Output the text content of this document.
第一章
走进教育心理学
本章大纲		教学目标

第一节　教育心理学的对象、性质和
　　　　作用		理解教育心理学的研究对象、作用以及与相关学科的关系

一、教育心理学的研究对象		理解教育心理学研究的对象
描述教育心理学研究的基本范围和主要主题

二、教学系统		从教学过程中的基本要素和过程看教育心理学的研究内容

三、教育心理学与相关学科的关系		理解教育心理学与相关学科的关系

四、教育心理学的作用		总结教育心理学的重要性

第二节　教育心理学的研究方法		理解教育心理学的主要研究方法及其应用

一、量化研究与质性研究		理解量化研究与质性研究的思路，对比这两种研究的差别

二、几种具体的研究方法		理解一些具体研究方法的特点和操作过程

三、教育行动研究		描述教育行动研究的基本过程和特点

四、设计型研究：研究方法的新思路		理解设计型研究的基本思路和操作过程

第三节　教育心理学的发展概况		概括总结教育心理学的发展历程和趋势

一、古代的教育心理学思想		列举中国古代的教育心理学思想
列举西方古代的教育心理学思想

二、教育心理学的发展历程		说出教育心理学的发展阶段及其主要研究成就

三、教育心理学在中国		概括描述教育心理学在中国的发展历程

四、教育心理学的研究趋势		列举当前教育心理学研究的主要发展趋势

——

▶ [Do this] Return all of the entries exactly as written.

▶ [Exercise solution]
Output the text content of this document.
第一章
走进教育心理学
本章大纲		教学目标

第一节　教育心理学的对象、性质和
　　　　作用		理解教育心理学的研究对象、作用以及与相关学科的关系

一、教育心理学的研究对象		理解教育心理学研究的对象
描述教育心理学研究的基本范围和主要主题

二、教学系统		从教学过程中的基本要素和过程看教育心理学的研究内容

三、教育心理学与相关学科的关系		理解教育心理学与相关学科的关系

四、教育心理学的作用		总结教育心理学的重要性

第二节　教育心理学的研究方法		理解教育心理学的主要研究方法及其应用

一、量化研究与质性研究		理解量化研究与质性研究的思路，对比这两种研究的差别

二、几种具体的研究方法		理解一些具体研究方法的特点和操作过程

三、教育行动研究		描述教育行动研究的基本过程和特点

四、设计型研究：研究方法的新思路		理解设计型研究的基本思路和操作过程

第三节　教育心理学的发展概况		概括总结教育心理学的发展历程和趋势

一、古代的教育心理学思想		列举中国古代的教育心理学思想
列举西方古代的教育心理学思想

二、教育心理学的发展历程		说出教育心理学的发展阶段及其主要研究成就

三、教育心理学在中国		概括描述教育心理学在中国的发展历程

四、教育心理学的研究趋势		列举当前教育心理学研究的主要发展趋势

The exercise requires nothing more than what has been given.